** Exercise brief **
Transcribe each of the records below exactly, excluding all pictures.

** Available records **
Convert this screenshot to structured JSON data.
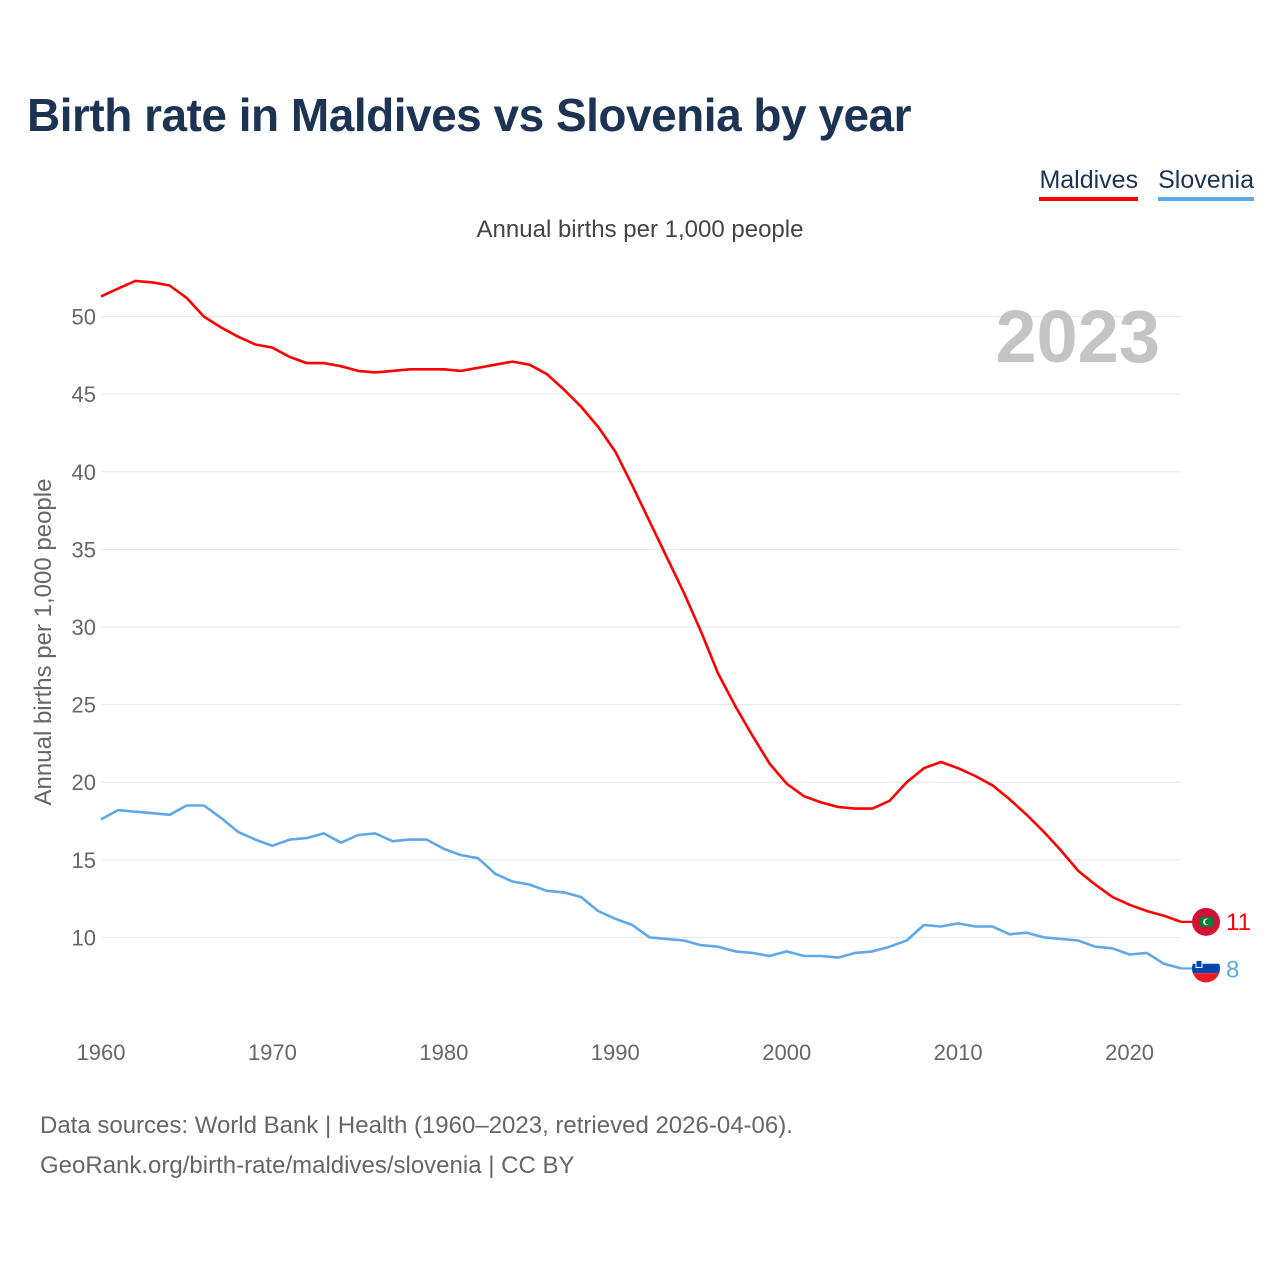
{
  "title": "Birth rate in Maldives vs Slovenia by year",
  "subtitle": "Annual births per 1,000 people",
  "legend": [
    {
      "label": "Maldives",
      "color": "#ff0000"
    },
    {
      "label": "Slovenia",
      "color": "#5fa8e8"
    }
  ],
  "year_watermark": "2023",
  "flags": {
    "maldives_icon": "maldives-flag-icon",
    "slovenia_icon": "slovenia-flag-icon"
  },
  "footer": {
    "line1": "Data sources: World Bank | Health (1960–2023, retrieved 2026-04-06).",
    "line2": "GeoRank.org/birth-rate/maldives/slovenia | CC BY"
  },
  "chart_data": {
    "type": "line",
    "title": "Birth rate in Maldives vs Slovenia by year",
    "ylabel": "Annual births per 1,000 people",
    "xlabel": "",
    "xlim": [
      1960,
      2023
    ],
    "ylim": [
      5,
      53
    ],
    "x_ticks": [
      1960,
      1970,
      1980,
      1990,
      2000,
      2010,
      2020
    ],
    "y_ticks": [
      10,
      15,
      20,
      25,
      30,
      35,
      40,
      45,
      50
    ],
    "grid": true,
    "x": [
      1960,
      1961,
      1962,
      1963,
      1964,
      1965,
      1966,
      1967,
      1968,
      1969,
      1970,
      1971,
      1972,
      1973,
      1974,
      1975,
      1976,
      1977,
      1978,
      1979,
      1980,
      1981,
      1982,
      1983,
      1984,
      1985,
      1986,
      1987,
      1988,
      1989,
      1990,
      1991,
      1992,
      1993,
      1994,
      1995,
      1996,
      1997,
      1998,
      1999,
      2000,
      2001,
      2002,
      2003,
      2004,
      2005,
      2006,
      2007,
      2008,
      2009,
      2010,
      2011,
      2012,
      2013,
      2014,
      2015,
      2016,
      2017,
      2018,
      2019,
      2020,
      2021,
      2022,
      2023
    ],
    "series": [
      {
        "name": "Maldives",
        "color": "#ff0000",
        "end_label": "11",
        "values": [
          51.3,
          51.8,
          52.3,
          52.2,
          52.0,
          51.2,
          50.0,
          49.3,
          48.7,
          48.2,
          48.0,
          47.4,
          47.0,
          47.0,
          46.8,
          46.5,
          46.4,
          46.5,
          46.6,
          46.6,
          46.6,
          46.5,
          46.7,
          46.9,
          47.1,
          46.9,
          46.3,
          45.3,
          44.2,
          42.9,
          41.3,
          39.1,
          36.8,
          34.5,
          32.2,
          29.7,
          27.0,
          24.9,
          23.0,
          21.2,
          19.9,
          19.1,
          18.7,
          18.4,
          18.3,
          18.3,
          18.8,
          20.0,
          20.9,
          21.3,
          20.9,
          20.4,
          19.8,
          18.9,
          17.9,
          16.8,
          15.6,
          14.3,
          13.4,
          12.6,
          12.1,
          11.7,
          11.4,
          11.0
        ]
      },
      {
        "name": "Slovenia",
        "color": "#5fa8e8",
        "end_label": "8",
        "values": [
          17.6,
          18.2,
          18.1,
          18.0,
          17.9,
          18.5,
          18.5,
          17.7,
          16.8,
          16.3,
          15.9,
          16.3,
          16.4,
          16.7,
          16.1,
          16.6,
          16.7,
          16.2,
          16.3,
          16.3,
          15.7,
          15.3,
          15.1,
          14.1,
          13.6,
          13.4,
          13.0,
          12.9,
          12.6,
          11.7,
          11.2,
          10.8,
          10.0,
          9.9,
          9.8,
          9.5,
          9.4,
          9.1,
          9.0,
          8.8,
          9.1,
          8.8,
          8.8,
          8.7,
          9.0,
          9.1,
          9.4,
          9.8,
          10.8,
          10.7,
          10.9,
          10.7,
          10.7,
          10.2,
          10.3,
          10.0,
          9.9,
          9.8,
          9.4,
          9.3,
          8.9,
          9.0,
          8.3,
          8.0
        ]
      }
    ]
  }
}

** Problem solution **
Convert this screenshot to structured JSON data.
{
  "title": "Birth rate in Maldives vs Slovenia by year",
  "subtitle": "Annual births per 1,000 people",
  "legend": [
    {
      "label": "Maldives",
      "color": "#ff0000"
    },
    {
      "label": "Slovenia",
      "color": "#5fa8e8"
    }
  ],
  "year_watermark": "2023",
  "flags": {
    "maldives_icon": "maldives-flag-icon",
    "slovenia_icon": "slovenia-flag-icon"
  },
  "footer": {
    "line1": "Data sources: World Bank | Health (1960–2023, retrieved 2026-04-06).",
    "line2": "GeoRank.org/birth-rate/maldives/slovenia | CC BY"
  },
  "chart_data": {
    "type": "line",
    "title": "Birth rate in Maldives vs Slovenia by year",
    "ylabel": "Annual births per 1,000 people",
    "xlabel": "",
    "xlim": [
      1960,
      2023
    ],
    "ylim": [
      5,
      53
    ],
    "x_ticks": [
      1960,
      1970,
      1980,
      1990,
      2000,
      2010,
      2020
    ],
    "y_ticks": [
      10,
      15,
      20,
      25,
      30,
      35,
      40,
      45,
      50
    ],
    "grid": true,
    "x": [
      1960,
      1961,
      1962,
      1963,
      1964,
      1965,
      1966,
      1967,
      1968,
      1969,
      1970,
      1971,
      1972,
      1973,
      1974,
      1975,
      1976,
      1977,
      1978,
      1979,
      1980,
      1981,
      1982,
      1983,
      1984,
      1985,
      1986,
      1987,
      1988,
      1989,
      1990,
      1991,
      1992,
      1993,
      1994,
      1995,
      1996,
      1997,
      1998,
      1999,
      2000,
      2001,
      2002,
      2003,
      2004,
      2005,
      2006,
      2007,
      2008,
      2009,
      2010,
      2011,
      2012,
      2013,
      2014,
      2015,
      2016,
      2017,
      2018,
      2019,
      2020,
      2021,
      2022,
      2023
    ],
    "series": [
      {
        "name": "Maldives",
        "color": "#ff0000",
        "end_label": "11",
        "values": [
          51.3,
          51.8,
          52.3,
          52.2,
          52.0,
          51.2,
          50.0,
          49.3,
          48.7,
          48.2,
          48.0,
          47.4,
          47.0,
          47.0,
          46.8,
          46.5,
          46.4,
          46.5,
          46.6,
          46.6,
          46.6,
          46.5,
          46.7,
          46.9,
          47.1,
          46.9,
          46.3,
          45.3,
          44.2,
          42.9,
          41.3,
          39.1,
          36.8,
          34.5,
          32.2,
          29.7,
          27.0,
          24.9,
          23.0,
          21.2,
          19.9,
          19.1,
          18.7,
          18.4,
          18.3,
          18.3,
          18.8,
          20.0,
          20.9,
          21.3,
          20.9,
          20.4,
          19.8,
          18.9,
          17.9,
          16.8,
          15.6,
          14.3,
          13.4,
          12.6,
          12.1,
          11.7,
          11.4,
          11.0
        ]
      },
      {
        "name": "Slovenia",
        "color": "#5fa8e8",
        "end_label": "8",
        "values": [
          17.6,
          18.2,
          18.1,
          18.0,
          17.9,
          18.5,
          18.5,
          17.7,
          16.8,
          16.3,
          15.9,
          16.3,
          16.4,
          16.7,
          16.1,
          16.6,
          16.7,
          16.2,
          16.3,
          16.3,
          15.7,
          15.3,
          15.1,
          14.1,
          13.6,
          13.4,
          13.0,
          12.9,
          12.6,
          11.7,
          11.2,
          10.8,
          10.0,
          9.9,
          9.8,
          9.5,
          9.4,
          9.1,
          9.0,
          8.8,
          9.1,
          8.8,
          8.8,
          8.7,
          9.0,
          9.1,
          9.4,
          9.8,
          10.8,
          10.7,
          10.9,
          10.7,
          10.7,
          10.2,
          10.3,
          10.0,
          9.9,
          9.8,
          9.4,
          9.3,
          8.9,
          9.0,
          8.3,
          8.0
        ]
      }
    ]
  }
}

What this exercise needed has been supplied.